BEGIN EXTRACTED ENTRIES

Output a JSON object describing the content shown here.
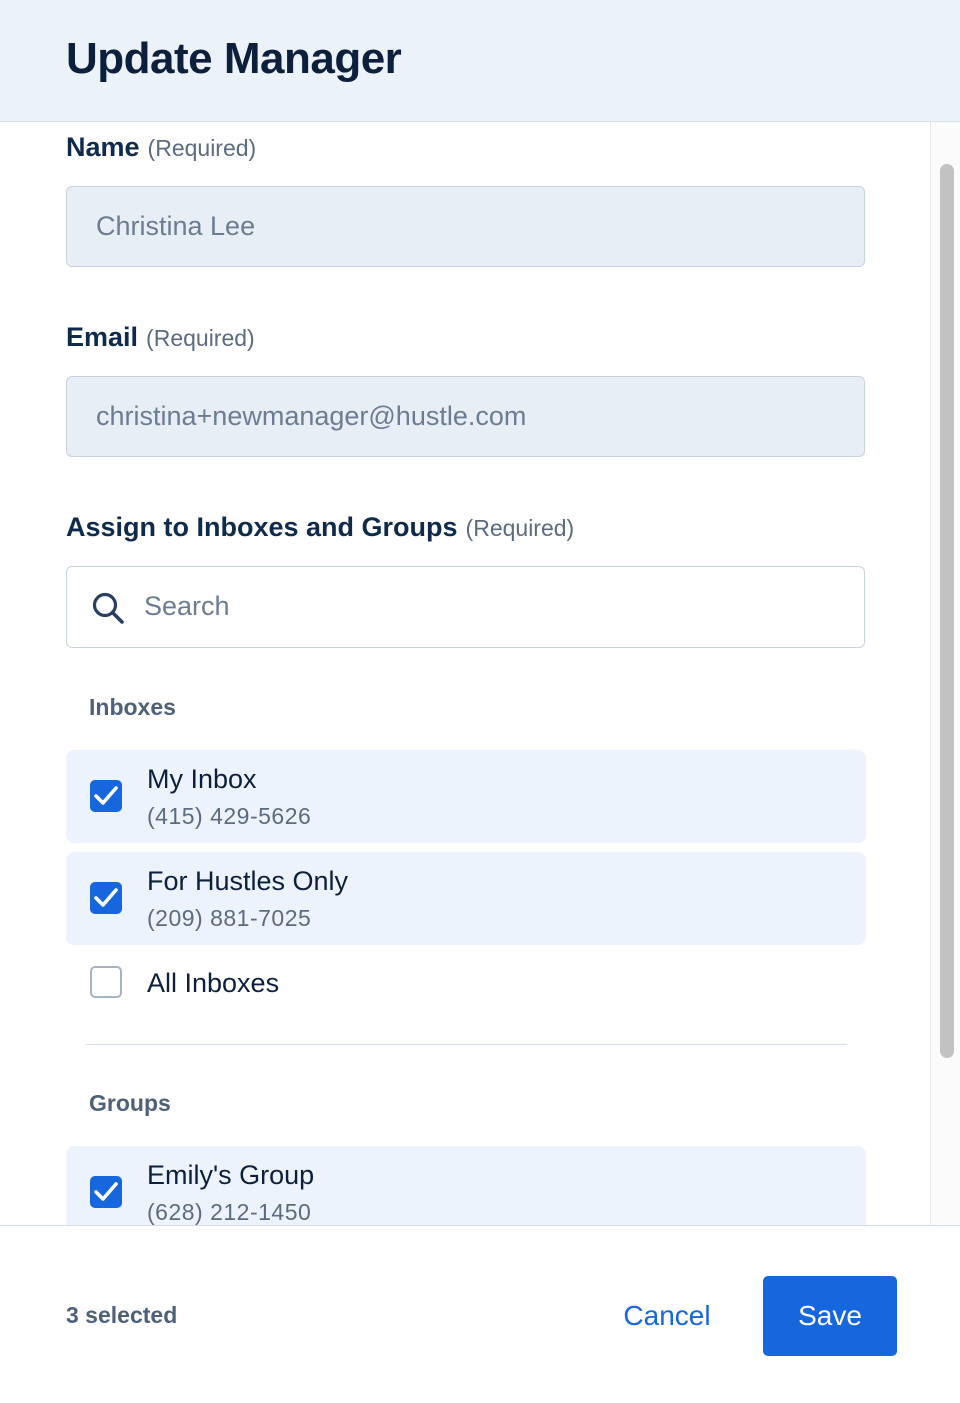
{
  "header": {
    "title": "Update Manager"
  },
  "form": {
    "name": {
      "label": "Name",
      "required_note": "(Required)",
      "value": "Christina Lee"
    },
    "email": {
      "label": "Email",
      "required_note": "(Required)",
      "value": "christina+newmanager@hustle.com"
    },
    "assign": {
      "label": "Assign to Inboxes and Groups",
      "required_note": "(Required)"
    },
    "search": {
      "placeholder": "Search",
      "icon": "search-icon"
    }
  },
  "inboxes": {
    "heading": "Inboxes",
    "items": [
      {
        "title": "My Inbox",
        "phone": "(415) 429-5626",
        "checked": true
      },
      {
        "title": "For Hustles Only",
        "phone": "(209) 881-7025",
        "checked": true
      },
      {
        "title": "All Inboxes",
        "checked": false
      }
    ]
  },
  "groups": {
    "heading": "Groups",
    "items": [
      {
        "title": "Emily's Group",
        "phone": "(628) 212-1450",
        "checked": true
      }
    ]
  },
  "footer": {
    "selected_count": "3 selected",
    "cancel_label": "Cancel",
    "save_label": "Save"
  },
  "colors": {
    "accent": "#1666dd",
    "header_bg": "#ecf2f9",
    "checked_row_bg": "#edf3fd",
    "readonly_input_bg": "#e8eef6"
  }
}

END EXTRACTED ENTRIES

# GIVEN EXERCISE
Using the listing, collect all lines in which the string "value" is found.

# WRITTEN REPLY
      "value": "Christina Lee"
      "value": "christina+newmanager@hustle.com"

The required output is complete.